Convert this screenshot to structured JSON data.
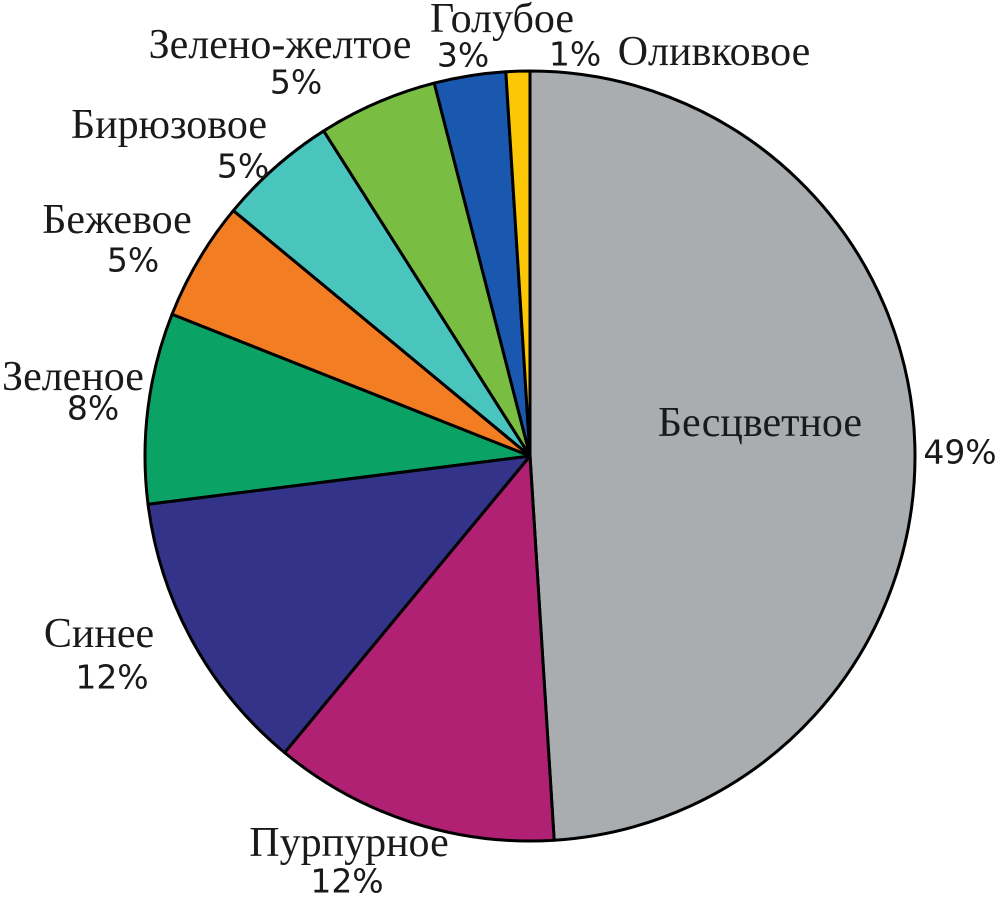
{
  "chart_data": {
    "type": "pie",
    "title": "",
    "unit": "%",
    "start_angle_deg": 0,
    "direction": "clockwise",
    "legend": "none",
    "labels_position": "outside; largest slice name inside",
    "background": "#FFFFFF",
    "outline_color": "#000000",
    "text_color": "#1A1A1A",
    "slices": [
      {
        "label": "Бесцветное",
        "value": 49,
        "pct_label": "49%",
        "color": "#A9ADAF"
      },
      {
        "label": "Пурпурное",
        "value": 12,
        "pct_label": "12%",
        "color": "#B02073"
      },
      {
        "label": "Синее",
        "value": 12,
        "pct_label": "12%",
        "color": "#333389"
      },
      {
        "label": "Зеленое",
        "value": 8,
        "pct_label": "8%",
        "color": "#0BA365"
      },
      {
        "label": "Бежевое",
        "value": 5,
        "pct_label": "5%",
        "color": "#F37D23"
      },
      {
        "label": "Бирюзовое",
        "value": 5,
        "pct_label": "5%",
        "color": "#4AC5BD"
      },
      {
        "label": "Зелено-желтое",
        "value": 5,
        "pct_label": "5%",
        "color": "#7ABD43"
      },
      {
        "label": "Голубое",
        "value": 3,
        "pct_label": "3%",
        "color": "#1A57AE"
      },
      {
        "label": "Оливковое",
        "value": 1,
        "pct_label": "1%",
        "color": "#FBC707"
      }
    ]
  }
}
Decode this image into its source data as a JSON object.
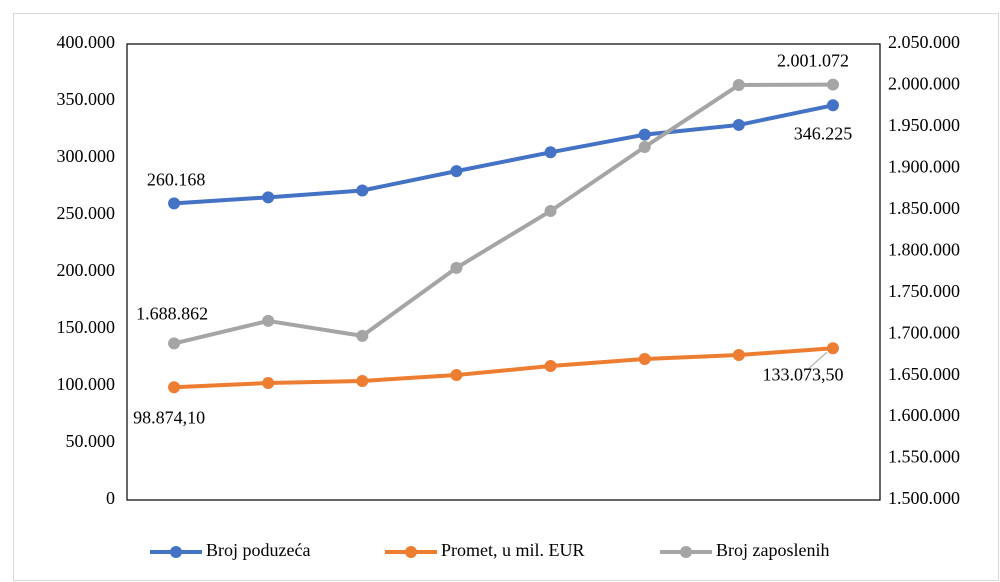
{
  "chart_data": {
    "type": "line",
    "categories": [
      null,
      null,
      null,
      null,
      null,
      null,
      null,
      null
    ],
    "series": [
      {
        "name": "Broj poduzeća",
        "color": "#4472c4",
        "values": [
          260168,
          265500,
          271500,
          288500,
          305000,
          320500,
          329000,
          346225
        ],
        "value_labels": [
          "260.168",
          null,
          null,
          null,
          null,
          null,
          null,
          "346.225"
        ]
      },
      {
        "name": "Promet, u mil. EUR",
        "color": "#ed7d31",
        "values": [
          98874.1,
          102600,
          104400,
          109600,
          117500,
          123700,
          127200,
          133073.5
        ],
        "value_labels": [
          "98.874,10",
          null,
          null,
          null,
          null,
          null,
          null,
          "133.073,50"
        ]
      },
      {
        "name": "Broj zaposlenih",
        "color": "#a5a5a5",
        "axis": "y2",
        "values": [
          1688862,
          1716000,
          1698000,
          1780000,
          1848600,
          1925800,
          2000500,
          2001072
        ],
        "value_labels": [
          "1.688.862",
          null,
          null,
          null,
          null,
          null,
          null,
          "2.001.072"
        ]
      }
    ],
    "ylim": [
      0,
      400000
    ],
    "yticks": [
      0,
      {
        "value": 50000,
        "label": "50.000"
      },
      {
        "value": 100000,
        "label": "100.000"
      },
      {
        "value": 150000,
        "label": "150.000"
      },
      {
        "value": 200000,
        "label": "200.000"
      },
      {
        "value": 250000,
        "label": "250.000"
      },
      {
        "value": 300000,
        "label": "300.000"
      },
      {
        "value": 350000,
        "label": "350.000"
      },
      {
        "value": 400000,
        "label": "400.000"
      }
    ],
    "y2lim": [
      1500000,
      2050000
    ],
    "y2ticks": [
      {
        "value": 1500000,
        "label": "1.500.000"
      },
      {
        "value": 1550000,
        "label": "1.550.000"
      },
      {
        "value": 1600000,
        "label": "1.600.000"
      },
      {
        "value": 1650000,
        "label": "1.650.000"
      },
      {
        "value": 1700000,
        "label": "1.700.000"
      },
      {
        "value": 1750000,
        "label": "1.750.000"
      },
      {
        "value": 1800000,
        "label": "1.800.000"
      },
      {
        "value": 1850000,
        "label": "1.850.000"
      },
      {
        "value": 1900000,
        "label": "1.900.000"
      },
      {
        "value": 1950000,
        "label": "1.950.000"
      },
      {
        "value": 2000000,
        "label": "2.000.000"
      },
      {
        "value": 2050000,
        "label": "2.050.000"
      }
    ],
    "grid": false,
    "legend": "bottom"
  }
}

--

Copy the material above exactly and drop the pictures.

Convert this screenshot to structured JSON data.
{
  "chart_data": {
    "type": "pie",
    "title": "",
    "unit": "%",
    "start_angle_deg": 0,
    "direction": "clockwise",
    "legend": "none",
    "labels_position": "outside; largest slice name inside",
    "background": "#FFFFFF",
    "outline_color": "#000000",
    "text_color": "#1A1A1A",
    "slices": [
      {
        "label": "Бесцветное",
        "value": 49,
        "pct_label": "49%",
        "color": "#A9ADAF"
      },
      {
        "label": "Пурпурное",
        "value": 12,
        "pct_label": "12%",
        "color": "#B02073"
      },
      {
        "label": "Синее",
        "value": 12,
        "pct_label": "12%",
        "color": "#333389"
      },
      {
        "label": "Зеленое",
        "value": 8,
        "pct_label": "8%",
        "color": "#0BA365"
      },
      {
        "label": "Бежевое",
        "value": 5,
        "pct_label": "5%",
        "color": "#F37D23"
      },
      {
        "label": "Бирюзовое",
        "value": 5,
        "pct_label": "5%",
        "color": "#4AC5BD"
      },
      {
        "label": "Зелено-желтое",
        "value": 5,
        "pct_label": "5%",
        "color": "#7ABD43"
      },
      {
        "label": "Голубое",
        "value": 3,
        "pct_label": "3%",
        "color": "#1A57AE"
      },
      {
        "label": "Оливковое",
        "value": 1,
        "pct_label": "1%",
        "color": "#FBC707"
      }
    ]
  }
}
Decode this image into its source data as a JSON object.
{
  "chart_data": {
    "type": "line",
    "categories": [
      null,
      null,
      null,
      null,
      null,
      null,
      null,
      null
    ],
    "series": [
      {
        "name": "Broj poduzeća",
        "color": "#4472c4",
        "values": [
          260168,
          265500,
          271500,
          288500,
          305000,
          320500,
          329000,
          346225
        ],
        "value_labels": [
          "260.168",
          null,
          null,
          null,
          null,
          null,
          null,
          "346.225"
        ]
      },
      {
        "name": "Promet, u mil. EUR",
        "color": "#ed7d31",
        "values": [
          98874.1,
          102600,
          104400,
          109600,
          117500,
          123700,
          127200,
          133073.5
        ],
        "value_labels": [
          "98.874,10",
          null,
          null,
          null,
          null,
          null,
          null,
          "133.073,50"
        ]
      },
      {
        "name": "Broj zaposlenih",
        "color": "#a5a5a5",
        "axis": "y2",
        "values": [
          1688862,
          1716000,
          1698000,
          1780000,
          1848600,
          1925800,
          2000500,
          2001072
        ],
        "value_labels": [
          "1.688.862",
          null,
          null,
          null,
          null,
          null,
          null,
          "2.001.072"
        ]
      }
    ],
    "ylim": [
      0,
      400000
    ],
    "yticks": [
      0,
      {
        "value": 50000,
        "label": "50.000"
      },
      {
        "value": 100000,
        "label": "100.000"
      },
      {
        "value": 150000,
        "label": "150.000"
      },
      {
        "value": 200000,
        "label": "200.000"
      },
      {
        "value": 250000,
        "label": "250.000"
      },
      {
        "value": 300000,
        "label": "300.000"
      },
      {
        "value": 350000,
        "label": "350.000"
      },
      {
        "value": 400000,
        "label": "400.000"
      }
    ],
    "y2lim": [
      1500000,
      2050000
    ],
    "y2ticks": [
      {
        "value": 1500000,
        "label": "1.500.000"
      },
      {
        "value": 1550000,
        "label": "1.550.000"
      },
      {
        "value": 1600000,
        "label": "1.600.000"
      },
      {
        "value": 1650000,
        "label": "1.650.000"
      },
      {
        "value": 1700000,
        "label": "1.700.000"
      },
      {
        "value": 1750000,
        "label": "1.750.000"
      },
      {
        "value": 1800000,
        "label": "1.800.000"
      },
      {
        "value": 1850000,
        "label": "1.850.000"
      },
      {
        "value": 1900000,
        "label": "1.900.000"
      },
      {
        "value": 1950000,
        "label": "1.950.000"
      },
      {
        "value": 2000000,
        "label": "2.000.000"
      },
      {
        "value": 2050000,
        "label": "2.050.000"
      }
    ],
    "grid": false,
    "legend": "bottom"
  }
}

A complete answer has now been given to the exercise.